[Extracts from a graphics dataset]
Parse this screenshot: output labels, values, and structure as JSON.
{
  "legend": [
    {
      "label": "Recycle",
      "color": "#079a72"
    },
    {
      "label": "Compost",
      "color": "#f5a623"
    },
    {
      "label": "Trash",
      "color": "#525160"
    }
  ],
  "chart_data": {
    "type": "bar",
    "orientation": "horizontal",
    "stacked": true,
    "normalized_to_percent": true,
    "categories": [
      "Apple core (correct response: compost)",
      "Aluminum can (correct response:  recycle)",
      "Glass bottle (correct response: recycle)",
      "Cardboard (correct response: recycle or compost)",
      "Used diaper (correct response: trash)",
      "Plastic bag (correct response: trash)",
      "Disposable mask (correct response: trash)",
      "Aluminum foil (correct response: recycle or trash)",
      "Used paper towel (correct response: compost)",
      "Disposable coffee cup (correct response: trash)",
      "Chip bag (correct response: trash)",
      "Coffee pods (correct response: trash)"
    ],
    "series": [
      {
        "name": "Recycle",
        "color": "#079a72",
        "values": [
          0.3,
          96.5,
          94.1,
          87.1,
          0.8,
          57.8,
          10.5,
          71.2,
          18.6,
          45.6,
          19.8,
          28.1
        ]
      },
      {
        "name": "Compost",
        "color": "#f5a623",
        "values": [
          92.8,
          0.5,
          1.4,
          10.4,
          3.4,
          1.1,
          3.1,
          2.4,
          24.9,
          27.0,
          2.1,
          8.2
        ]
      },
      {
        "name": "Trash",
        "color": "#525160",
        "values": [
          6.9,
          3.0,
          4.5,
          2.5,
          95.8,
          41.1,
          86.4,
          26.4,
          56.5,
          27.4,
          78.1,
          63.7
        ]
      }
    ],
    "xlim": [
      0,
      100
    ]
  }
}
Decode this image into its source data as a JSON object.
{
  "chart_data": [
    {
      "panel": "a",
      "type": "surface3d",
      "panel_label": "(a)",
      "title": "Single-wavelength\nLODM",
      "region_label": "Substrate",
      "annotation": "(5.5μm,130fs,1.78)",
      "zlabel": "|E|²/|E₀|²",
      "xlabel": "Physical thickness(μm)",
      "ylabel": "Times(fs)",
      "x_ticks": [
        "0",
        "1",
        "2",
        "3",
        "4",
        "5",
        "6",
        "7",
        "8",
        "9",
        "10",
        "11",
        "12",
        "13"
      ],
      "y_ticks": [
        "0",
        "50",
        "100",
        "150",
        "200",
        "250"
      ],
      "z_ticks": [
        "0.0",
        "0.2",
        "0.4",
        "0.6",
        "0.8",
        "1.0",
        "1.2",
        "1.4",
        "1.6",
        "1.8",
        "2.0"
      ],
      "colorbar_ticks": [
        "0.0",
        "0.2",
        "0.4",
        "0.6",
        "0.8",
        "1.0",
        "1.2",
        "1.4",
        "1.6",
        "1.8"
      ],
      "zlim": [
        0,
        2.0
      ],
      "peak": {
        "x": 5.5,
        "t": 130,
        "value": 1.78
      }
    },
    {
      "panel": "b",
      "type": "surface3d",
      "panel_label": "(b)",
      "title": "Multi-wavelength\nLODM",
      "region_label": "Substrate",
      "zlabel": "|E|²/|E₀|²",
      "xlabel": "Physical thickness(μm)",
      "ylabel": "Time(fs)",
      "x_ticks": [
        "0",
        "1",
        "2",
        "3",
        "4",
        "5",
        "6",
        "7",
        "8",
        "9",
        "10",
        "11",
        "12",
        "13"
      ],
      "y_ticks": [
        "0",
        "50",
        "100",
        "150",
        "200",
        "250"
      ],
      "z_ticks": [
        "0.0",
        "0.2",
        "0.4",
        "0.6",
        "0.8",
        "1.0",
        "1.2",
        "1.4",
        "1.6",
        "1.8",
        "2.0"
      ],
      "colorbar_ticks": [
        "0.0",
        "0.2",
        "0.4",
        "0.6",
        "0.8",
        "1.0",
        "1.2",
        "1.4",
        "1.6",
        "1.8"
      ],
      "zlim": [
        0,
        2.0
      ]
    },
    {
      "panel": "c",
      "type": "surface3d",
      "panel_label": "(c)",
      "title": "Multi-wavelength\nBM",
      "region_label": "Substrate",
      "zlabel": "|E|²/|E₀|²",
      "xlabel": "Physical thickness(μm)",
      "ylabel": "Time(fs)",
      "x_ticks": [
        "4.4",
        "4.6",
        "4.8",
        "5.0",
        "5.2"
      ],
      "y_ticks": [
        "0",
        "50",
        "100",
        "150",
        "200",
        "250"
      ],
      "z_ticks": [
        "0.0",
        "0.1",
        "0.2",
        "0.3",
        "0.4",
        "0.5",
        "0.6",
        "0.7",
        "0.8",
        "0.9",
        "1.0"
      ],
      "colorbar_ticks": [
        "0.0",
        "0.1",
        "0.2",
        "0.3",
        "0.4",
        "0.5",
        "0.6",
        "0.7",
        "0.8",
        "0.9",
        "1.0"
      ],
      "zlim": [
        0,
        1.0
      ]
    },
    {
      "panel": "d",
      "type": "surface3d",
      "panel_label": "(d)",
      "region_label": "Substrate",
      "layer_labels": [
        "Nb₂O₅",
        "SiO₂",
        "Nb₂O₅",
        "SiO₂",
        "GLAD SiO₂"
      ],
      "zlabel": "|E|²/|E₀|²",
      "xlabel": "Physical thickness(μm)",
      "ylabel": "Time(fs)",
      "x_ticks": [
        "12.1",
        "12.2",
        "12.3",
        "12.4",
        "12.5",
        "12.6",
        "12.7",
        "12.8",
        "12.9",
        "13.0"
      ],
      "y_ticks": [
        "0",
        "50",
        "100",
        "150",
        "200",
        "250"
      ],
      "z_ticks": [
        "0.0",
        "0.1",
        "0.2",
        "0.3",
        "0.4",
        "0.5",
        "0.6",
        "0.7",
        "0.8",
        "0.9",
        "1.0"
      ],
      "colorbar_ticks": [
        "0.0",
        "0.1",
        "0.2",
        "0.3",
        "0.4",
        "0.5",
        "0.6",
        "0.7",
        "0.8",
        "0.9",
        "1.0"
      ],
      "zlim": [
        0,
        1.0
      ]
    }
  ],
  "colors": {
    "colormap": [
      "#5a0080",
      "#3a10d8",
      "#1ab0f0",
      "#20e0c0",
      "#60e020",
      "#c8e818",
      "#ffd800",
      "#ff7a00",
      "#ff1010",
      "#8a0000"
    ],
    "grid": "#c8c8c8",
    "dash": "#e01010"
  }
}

--

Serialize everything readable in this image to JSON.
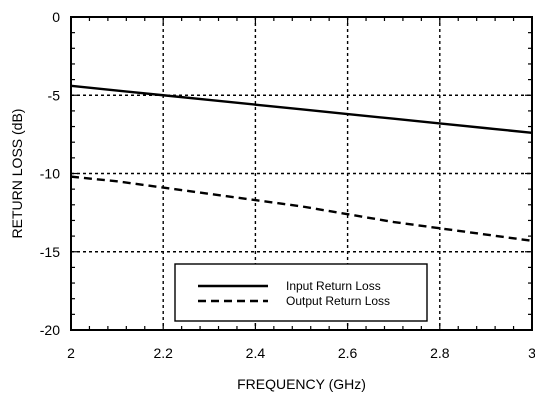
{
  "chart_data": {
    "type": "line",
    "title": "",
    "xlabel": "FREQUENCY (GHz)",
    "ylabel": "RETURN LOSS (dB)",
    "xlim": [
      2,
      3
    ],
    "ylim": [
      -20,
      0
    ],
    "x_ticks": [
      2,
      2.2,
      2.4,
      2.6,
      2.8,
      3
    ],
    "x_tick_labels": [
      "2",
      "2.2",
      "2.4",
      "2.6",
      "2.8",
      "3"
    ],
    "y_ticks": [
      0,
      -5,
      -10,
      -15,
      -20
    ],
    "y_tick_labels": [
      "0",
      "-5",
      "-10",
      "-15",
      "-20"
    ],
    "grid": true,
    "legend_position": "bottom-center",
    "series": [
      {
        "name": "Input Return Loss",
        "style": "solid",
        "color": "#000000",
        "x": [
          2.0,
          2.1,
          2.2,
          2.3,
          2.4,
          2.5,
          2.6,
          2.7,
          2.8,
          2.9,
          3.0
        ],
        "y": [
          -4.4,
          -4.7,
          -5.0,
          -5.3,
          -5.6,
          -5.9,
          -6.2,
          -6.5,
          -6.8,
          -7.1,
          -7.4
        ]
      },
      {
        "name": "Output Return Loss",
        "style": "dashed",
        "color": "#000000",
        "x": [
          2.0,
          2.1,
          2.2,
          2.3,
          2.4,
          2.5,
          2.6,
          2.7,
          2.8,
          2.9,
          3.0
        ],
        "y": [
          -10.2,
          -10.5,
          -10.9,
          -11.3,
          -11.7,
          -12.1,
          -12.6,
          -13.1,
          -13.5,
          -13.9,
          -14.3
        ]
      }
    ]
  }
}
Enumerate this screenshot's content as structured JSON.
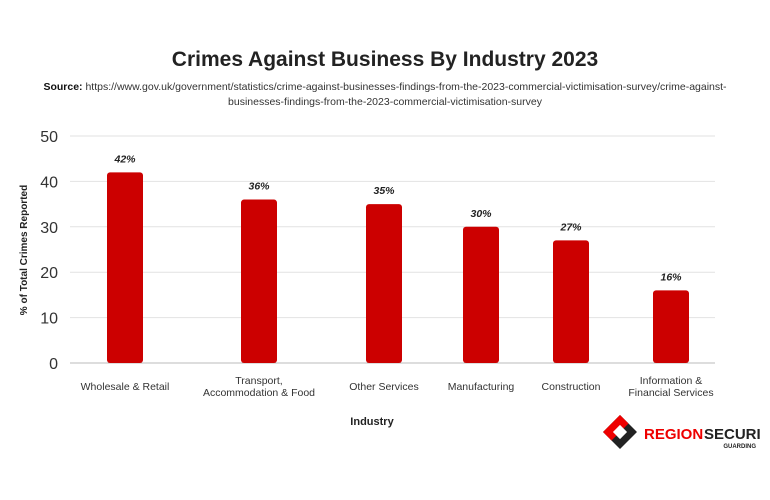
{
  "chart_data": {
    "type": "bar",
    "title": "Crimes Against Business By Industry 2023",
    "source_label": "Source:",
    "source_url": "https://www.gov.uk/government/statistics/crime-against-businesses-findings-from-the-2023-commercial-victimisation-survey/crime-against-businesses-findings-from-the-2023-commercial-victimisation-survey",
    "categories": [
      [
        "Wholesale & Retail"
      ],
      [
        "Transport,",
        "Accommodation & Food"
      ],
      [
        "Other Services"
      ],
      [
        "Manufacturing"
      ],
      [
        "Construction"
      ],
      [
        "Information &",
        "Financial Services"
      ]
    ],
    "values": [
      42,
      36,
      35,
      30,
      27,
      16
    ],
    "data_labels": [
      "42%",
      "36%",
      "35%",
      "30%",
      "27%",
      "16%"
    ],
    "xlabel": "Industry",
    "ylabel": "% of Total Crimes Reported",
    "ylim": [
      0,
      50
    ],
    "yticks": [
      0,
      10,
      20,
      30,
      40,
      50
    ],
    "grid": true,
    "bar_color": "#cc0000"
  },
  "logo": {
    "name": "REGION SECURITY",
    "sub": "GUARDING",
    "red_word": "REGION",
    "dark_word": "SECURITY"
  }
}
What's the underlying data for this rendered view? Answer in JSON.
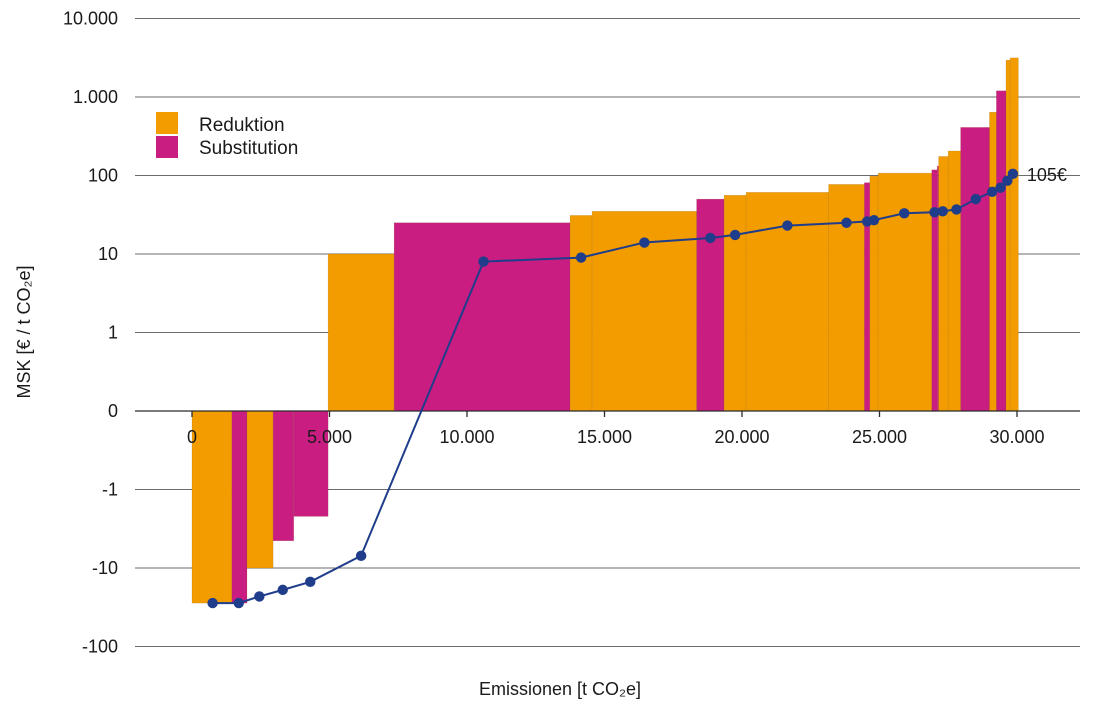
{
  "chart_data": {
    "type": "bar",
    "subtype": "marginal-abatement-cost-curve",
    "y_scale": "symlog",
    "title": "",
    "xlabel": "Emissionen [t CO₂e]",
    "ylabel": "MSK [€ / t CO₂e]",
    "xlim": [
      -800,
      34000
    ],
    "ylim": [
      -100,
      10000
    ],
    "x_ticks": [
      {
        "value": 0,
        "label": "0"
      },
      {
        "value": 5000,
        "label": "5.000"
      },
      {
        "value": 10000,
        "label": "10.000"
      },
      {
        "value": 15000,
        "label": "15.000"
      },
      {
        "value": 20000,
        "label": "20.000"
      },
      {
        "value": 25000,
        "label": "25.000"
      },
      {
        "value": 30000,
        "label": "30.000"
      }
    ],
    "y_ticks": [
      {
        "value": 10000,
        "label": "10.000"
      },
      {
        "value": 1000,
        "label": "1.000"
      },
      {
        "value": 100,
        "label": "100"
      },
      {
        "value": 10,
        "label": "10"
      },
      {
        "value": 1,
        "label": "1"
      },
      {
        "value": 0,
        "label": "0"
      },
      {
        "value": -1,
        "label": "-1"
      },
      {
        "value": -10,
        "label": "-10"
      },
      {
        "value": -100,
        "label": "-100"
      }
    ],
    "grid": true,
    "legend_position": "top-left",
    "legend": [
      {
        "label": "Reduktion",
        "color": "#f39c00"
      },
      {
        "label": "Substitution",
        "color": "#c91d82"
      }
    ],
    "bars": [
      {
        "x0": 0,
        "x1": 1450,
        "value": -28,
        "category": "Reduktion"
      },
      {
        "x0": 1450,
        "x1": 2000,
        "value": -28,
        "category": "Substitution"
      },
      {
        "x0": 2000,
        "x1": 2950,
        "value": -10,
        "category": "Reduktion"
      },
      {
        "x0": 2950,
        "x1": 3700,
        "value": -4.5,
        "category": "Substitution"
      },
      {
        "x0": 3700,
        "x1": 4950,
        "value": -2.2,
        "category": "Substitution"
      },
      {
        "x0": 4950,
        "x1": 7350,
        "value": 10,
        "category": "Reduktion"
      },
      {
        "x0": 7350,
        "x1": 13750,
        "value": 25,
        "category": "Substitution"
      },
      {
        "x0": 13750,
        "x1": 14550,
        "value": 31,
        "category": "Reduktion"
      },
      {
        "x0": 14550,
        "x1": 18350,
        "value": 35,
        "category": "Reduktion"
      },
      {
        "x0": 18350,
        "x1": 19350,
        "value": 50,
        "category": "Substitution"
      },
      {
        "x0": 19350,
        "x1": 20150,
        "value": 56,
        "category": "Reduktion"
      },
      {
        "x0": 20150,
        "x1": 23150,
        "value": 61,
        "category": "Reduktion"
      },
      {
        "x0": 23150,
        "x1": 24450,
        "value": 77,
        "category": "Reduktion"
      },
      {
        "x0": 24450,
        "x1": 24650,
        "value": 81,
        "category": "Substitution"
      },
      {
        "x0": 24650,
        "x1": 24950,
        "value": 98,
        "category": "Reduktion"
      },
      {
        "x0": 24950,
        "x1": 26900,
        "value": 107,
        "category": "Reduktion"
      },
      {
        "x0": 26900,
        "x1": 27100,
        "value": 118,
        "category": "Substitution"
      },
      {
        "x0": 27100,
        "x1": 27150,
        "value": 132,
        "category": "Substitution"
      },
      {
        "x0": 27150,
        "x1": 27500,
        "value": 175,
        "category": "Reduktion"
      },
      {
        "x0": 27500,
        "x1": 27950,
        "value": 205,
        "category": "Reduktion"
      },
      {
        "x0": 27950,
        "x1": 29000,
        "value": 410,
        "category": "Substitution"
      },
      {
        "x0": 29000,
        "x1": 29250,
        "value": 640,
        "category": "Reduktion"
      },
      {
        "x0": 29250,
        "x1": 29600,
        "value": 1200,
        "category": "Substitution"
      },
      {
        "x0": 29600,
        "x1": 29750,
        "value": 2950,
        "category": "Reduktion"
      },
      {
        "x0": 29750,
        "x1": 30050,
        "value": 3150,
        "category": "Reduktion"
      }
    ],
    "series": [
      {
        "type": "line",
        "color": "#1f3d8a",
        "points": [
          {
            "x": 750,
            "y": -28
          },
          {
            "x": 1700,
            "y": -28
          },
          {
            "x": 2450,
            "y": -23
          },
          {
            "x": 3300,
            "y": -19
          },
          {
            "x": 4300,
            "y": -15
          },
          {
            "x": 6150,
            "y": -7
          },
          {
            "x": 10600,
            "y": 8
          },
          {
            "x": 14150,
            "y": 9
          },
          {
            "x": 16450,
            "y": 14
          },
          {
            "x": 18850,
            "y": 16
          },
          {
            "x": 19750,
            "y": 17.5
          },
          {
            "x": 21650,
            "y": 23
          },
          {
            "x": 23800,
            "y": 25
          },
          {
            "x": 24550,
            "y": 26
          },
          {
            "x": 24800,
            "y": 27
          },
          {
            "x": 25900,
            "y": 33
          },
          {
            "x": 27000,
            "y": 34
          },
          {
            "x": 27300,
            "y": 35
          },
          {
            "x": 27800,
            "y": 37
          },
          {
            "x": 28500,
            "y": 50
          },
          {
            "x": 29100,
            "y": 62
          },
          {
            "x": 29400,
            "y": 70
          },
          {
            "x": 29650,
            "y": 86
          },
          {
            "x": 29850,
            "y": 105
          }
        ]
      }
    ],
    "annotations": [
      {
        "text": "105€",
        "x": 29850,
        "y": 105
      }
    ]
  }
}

● **GIVEN REQUEST**
Copy out every line that includes the word "image".

● **TASK OUTPUT**
Decode this image into its source data as a JSON object.
Serialize everything readable in this image to JSON.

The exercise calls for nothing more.